Work through the entries below and report how many lines include "Dokument". The number alone is the answer.

<<<<

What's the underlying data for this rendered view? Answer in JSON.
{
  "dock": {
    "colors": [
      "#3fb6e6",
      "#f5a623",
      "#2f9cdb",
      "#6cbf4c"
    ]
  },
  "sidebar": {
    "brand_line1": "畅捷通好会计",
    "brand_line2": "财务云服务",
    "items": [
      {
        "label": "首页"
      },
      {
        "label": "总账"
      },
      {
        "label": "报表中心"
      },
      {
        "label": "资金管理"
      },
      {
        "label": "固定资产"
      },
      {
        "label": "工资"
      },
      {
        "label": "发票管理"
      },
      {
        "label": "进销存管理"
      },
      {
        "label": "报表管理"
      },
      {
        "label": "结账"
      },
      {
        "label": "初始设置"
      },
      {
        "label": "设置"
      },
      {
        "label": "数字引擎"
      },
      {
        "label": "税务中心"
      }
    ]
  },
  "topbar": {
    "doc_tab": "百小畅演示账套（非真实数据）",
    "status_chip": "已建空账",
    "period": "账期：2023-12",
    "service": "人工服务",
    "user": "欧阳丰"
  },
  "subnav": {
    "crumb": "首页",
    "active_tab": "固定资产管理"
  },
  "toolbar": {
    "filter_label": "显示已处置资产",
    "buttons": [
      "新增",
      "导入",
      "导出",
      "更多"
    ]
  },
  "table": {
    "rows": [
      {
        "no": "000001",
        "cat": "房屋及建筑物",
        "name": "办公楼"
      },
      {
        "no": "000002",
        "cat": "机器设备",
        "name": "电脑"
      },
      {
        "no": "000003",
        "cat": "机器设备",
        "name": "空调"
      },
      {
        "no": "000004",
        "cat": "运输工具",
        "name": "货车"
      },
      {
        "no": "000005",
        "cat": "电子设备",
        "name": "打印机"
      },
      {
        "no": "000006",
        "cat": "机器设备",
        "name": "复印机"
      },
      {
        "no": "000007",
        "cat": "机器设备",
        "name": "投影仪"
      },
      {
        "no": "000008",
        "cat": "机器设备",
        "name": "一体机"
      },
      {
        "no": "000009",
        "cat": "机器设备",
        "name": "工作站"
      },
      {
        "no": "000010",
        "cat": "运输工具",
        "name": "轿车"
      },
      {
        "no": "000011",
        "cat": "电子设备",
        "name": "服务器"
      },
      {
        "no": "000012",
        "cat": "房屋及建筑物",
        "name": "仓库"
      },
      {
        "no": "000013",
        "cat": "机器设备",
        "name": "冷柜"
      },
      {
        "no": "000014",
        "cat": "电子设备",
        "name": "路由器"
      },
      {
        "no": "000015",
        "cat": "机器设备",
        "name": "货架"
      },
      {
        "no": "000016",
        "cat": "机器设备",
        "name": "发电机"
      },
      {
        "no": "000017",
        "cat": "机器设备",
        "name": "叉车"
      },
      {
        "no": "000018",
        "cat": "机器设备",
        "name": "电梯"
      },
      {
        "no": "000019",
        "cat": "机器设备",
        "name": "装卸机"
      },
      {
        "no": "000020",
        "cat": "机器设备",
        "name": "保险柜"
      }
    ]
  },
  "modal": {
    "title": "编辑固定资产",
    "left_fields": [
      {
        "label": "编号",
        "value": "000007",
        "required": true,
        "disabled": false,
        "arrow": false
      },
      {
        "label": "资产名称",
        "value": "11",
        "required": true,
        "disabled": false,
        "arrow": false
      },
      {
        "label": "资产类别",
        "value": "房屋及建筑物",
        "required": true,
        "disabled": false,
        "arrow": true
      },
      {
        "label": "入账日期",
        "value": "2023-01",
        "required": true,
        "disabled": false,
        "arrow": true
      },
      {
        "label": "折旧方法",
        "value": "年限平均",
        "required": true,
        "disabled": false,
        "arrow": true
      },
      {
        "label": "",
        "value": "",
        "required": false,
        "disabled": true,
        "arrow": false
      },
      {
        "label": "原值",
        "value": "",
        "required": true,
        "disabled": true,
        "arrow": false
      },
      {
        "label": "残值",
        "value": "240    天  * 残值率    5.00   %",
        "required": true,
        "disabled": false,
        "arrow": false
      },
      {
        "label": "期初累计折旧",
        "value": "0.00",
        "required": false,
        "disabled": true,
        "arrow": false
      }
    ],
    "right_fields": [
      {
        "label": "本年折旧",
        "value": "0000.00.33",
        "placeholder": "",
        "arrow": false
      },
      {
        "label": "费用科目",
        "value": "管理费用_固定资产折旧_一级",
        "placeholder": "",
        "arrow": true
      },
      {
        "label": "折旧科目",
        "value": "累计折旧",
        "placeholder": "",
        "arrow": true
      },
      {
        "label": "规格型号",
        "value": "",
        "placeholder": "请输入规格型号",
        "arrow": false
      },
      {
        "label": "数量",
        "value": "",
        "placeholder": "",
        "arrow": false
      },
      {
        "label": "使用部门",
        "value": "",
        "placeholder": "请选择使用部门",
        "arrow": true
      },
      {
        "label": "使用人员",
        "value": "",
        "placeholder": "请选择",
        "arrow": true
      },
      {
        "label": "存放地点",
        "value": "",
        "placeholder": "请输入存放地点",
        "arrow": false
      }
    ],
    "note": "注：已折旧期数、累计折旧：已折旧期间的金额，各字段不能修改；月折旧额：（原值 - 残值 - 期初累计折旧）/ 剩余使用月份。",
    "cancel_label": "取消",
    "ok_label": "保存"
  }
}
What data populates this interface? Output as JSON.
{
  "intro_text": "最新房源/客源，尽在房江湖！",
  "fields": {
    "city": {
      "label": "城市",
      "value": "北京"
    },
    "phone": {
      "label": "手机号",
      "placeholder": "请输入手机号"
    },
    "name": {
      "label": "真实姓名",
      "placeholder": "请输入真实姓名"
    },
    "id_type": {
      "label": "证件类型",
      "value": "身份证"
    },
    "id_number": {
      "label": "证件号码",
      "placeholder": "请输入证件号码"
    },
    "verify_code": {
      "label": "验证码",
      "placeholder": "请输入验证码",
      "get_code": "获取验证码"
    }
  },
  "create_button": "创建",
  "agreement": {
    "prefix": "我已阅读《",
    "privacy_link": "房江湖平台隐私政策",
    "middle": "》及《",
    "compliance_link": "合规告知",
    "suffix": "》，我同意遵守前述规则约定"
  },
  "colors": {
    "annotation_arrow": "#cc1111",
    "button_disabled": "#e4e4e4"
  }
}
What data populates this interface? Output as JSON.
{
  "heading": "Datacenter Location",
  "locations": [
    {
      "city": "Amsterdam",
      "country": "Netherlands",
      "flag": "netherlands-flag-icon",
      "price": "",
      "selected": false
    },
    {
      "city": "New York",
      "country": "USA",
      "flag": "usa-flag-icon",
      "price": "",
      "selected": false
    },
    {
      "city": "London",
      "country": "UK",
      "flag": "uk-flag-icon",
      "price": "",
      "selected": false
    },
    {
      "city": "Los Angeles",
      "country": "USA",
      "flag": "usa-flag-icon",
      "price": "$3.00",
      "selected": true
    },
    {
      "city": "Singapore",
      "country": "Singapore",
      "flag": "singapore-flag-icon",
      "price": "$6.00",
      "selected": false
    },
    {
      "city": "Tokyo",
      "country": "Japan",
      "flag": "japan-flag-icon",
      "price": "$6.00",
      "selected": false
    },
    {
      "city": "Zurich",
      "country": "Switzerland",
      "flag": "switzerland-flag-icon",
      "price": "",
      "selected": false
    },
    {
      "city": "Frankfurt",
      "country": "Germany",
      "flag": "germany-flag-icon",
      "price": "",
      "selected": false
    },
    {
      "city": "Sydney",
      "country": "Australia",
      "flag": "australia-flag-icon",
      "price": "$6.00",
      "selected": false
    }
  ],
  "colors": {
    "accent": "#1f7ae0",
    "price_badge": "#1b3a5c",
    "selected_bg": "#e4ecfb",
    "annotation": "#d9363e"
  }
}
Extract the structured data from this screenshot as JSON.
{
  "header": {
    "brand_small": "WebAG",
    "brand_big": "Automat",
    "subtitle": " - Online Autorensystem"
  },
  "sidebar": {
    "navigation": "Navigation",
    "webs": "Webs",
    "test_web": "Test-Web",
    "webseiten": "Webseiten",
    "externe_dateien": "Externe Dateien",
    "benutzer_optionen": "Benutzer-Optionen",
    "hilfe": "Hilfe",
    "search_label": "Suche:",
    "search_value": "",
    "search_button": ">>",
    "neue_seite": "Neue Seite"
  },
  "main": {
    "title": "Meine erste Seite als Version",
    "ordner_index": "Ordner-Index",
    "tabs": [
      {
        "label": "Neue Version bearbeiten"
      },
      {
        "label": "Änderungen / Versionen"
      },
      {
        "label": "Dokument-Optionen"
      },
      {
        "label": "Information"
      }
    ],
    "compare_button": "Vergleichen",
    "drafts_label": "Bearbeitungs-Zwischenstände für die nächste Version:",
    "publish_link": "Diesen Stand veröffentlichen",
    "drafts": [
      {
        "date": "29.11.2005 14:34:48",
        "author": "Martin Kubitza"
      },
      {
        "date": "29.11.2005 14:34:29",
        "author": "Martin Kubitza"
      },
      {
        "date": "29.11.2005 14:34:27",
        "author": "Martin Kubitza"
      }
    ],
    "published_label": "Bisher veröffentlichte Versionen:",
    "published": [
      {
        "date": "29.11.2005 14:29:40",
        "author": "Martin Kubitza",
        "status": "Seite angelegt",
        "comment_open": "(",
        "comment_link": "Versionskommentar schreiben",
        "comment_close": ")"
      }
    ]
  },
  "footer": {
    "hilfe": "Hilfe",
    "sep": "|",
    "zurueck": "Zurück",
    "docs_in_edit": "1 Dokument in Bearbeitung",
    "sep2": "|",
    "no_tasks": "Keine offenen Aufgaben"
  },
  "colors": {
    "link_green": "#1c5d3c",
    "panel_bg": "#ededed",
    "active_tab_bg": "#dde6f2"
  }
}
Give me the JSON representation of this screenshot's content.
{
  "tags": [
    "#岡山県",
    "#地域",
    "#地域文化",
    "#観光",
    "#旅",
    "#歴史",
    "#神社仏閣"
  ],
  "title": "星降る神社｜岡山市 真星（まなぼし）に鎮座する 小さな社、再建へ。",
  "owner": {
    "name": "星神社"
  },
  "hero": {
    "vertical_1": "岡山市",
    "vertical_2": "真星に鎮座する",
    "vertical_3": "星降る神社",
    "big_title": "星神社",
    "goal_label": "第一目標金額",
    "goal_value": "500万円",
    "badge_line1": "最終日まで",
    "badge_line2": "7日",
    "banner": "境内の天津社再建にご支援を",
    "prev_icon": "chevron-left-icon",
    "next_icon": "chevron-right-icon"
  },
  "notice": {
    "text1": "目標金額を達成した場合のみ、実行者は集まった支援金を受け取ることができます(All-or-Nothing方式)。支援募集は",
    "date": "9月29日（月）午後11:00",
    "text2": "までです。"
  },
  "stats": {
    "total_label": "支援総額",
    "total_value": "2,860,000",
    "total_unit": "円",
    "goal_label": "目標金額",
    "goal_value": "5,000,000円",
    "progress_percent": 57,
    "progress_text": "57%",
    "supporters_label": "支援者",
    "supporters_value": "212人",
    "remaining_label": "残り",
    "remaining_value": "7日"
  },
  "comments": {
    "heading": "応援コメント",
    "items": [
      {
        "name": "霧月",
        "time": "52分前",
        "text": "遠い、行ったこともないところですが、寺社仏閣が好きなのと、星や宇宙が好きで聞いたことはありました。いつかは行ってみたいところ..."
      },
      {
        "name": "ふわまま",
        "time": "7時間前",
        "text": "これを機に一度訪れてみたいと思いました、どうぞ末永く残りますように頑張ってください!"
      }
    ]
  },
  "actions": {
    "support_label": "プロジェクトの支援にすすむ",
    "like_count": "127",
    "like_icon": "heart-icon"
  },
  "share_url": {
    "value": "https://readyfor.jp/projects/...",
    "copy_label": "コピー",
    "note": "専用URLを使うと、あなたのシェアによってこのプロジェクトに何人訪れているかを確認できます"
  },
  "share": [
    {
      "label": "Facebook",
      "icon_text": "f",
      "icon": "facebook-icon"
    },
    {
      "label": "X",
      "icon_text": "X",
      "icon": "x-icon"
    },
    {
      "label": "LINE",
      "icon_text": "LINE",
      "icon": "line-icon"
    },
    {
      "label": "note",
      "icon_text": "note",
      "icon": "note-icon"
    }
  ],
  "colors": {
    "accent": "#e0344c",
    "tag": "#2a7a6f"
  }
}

>>>>

» Expected output:
2